● Stored dataset items:
______________________________

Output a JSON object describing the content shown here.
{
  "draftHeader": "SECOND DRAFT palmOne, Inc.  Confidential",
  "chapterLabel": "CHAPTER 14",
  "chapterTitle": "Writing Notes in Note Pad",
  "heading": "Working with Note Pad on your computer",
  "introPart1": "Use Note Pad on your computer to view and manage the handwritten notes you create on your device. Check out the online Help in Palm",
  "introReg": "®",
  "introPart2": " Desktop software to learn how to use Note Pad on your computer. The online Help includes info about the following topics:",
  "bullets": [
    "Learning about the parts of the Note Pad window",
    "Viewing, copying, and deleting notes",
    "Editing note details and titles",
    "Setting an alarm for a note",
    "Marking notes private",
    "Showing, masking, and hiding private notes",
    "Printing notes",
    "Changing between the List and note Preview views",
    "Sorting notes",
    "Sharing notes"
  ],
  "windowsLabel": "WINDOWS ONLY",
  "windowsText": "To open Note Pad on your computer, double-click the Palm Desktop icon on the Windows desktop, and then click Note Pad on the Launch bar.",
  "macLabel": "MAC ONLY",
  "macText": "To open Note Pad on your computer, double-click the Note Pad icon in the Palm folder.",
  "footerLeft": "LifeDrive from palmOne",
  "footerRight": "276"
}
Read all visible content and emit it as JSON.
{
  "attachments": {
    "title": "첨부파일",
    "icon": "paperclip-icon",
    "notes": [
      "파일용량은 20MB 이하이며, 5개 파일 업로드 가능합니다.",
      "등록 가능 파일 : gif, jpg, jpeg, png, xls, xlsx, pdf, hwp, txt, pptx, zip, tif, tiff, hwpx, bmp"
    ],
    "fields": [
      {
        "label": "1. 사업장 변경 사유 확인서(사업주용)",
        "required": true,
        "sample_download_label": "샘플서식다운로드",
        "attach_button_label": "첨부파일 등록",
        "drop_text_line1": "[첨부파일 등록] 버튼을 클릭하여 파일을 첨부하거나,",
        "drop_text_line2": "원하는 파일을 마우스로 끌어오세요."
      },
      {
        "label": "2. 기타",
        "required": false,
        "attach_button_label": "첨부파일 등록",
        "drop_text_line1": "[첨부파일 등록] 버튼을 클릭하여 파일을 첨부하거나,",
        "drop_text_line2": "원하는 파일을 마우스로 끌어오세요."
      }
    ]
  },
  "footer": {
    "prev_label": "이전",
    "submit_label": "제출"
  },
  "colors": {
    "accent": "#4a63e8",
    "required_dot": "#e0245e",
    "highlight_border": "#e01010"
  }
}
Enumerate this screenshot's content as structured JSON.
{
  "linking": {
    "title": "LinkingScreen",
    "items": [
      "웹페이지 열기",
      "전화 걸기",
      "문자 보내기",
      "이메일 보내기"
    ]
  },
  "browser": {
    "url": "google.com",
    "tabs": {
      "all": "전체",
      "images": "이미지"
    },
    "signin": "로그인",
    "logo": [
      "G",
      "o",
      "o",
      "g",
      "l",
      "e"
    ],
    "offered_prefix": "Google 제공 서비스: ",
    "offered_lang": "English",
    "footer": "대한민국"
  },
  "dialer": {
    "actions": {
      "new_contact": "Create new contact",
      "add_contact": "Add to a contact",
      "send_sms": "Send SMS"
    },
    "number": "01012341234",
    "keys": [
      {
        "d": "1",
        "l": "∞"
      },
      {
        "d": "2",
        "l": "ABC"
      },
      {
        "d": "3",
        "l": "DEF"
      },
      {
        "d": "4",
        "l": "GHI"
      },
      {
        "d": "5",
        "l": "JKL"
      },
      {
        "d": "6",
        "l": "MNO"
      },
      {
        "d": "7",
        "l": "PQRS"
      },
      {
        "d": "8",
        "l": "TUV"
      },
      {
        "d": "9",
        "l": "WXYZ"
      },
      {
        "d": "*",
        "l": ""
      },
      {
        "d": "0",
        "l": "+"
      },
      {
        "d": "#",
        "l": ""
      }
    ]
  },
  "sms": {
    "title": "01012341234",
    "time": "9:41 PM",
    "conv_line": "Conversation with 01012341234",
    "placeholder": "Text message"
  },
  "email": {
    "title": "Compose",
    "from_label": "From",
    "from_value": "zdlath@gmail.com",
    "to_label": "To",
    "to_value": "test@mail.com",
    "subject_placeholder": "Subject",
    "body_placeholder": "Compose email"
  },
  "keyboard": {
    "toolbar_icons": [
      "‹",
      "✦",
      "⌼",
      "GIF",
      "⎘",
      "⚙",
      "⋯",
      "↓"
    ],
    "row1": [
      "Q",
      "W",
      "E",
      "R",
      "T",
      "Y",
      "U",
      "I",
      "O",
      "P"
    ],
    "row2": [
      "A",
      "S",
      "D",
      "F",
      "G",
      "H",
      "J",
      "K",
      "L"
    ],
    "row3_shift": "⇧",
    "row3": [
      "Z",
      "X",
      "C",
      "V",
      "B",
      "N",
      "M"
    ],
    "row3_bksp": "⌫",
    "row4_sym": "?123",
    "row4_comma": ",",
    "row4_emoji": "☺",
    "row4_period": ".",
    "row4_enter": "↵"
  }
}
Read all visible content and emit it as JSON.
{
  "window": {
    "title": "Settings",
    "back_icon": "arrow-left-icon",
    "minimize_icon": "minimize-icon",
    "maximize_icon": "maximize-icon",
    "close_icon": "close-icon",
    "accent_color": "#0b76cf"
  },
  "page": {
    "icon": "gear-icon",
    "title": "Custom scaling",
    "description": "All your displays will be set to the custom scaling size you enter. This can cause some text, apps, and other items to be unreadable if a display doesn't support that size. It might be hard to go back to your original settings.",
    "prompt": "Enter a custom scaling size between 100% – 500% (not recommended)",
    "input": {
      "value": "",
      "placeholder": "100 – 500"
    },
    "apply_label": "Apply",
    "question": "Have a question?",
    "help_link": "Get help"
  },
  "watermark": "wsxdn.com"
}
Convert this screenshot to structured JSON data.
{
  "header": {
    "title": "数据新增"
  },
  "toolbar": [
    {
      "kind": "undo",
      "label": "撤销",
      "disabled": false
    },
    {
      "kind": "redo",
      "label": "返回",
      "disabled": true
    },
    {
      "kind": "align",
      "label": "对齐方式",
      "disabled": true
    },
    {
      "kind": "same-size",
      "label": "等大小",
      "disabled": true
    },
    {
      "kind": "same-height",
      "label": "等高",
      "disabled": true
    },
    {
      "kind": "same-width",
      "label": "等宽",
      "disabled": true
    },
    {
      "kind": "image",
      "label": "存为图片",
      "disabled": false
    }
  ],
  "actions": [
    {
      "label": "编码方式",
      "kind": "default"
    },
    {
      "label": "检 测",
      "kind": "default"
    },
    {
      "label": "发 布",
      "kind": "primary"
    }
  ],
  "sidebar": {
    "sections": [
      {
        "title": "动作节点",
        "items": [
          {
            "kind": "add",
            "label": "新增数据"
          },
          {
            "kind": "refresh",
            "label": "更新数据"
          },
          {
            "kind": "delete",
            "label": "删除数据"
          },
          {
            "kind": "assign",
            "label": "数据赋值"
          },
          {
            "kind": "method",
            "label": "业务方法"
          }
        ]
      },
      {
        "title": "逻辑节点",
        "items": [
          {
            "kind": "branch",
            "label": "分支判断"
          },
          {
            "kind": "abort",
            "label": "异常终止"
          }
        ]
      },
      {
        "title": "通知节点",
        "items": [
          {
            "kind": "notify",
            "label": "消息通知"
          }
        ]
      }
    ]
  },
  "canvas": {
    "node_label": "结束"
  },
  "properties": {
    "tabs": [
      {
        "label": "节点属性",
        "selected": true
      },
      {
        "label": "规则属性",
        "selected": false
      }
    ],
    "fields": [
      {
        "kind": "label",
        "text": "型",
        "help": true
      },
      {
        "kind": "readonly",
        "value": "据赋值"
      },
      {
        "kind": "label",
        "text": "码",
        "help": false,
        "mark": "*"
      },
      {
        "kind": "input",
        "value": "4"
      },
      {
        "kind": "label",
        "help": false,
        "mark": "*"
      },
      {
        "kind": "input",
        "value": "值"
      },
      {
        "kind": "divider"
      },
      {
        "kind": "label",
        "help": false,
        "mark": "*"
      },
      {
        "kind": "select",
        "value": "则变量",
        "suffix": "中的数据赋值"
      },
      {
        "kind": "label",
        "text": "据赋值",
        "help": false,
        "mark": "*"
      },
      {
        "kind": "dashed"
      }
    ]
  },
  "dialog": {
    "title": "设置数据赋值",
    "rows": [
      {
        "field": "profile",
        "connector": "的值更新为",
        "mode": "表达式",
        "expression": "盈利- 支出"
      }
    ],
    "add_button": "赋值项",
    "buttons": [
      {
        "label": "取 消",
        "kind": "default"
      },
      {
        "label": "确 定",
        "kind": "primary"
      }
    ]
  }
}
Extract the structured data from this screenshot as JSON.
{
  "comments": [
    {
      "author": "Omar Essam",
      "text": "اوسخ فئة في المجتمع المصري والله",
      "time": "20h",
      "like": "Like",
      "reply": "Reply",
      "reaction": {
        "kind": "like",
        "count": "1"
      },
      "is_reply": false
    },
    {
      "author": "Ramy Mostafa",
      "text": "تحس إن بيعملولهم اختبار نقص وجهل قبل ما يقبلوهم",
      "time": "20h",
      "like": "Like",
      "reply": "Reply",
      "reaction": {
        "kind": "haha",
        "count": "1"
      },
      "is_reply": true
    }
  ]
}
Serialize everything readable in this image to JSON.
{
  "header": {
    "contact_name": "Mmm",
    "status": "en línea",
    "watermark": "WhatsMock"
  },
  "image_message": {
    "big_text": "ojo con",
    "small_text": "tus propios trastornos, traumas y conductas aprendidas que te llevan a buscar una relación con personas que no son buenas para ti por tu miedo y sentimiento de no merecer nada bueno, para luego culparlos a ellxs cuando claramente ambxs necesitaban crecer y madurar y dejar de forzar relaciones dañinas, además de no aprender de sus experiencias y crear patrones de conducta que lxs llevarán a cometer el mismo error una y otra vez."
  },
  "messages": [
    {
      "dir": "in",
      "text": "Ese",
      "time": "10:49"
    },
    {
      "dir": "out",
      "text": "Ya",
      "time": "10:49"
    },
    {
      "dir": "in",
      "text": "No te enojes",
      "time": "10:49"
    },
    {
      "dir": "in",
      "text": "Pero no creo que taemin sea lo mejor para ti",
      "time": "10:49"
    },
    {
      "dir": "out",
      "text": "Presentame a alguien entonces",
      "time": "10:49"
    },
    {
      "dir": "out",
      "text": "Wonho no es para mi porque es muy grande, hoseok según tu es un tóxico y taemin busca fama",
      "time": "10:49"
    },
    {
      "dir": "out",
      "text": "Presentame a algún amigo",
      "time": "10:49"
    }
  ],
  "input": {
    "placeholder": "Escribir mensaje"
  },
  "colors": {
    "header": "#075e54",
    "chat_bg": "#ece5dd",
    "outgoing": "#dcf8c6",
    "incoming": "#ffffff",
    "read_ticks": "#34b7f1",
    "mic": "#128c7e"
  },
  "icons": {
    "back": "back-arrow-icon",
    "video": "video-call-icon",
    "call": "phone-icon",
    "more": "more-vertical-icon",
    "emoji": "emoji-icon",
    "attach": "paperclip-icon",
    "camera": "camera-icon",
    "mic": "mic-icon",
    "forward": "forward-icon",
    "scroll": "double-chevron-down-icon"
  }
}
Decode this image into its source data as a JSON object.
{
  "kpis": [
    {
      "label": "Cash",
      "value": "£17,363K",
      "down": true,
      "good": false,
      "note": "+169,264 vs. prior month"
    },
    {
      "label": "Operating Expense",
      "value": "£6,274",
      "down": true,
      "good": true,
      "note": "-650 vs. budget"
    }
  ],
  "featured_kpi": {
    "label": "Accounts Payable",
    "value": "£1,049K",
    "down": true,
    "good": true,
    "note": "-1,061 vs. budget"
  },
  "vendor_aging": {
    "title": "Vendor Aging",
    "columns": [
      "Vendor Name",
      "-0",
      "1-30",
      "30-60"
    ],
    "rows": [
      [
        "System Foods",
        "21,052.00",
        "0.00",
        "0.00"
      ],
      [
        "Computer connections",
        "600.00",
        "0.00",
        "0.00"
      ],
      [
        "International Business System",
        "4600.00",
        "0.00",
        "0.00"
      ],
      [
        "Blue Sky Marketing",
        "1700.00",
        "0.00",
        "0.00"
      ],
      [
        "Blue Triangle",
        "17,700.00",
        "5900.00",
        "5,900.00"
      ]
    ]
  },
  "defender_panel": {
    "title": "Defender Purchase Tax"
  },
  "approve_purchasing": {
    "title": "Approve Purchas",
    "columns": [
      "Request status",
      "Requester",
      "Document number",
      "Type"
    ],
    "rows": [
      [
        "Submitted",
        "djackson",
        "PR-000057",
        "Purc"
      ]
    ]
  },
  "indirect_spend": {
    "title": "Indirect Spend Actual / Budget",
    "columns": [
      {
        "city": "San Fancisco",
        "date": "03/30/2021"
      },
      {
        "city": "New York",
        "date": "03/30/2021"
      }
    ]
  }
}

______________________________

● Exercise aim: Filter lines by "screenshot" and return each hit.

● Final result:
Enumerate this screenshot's content as structured JSON.
Convert this screenshot to structured JSON data.
Extract the structured data from this screenshot as JSON.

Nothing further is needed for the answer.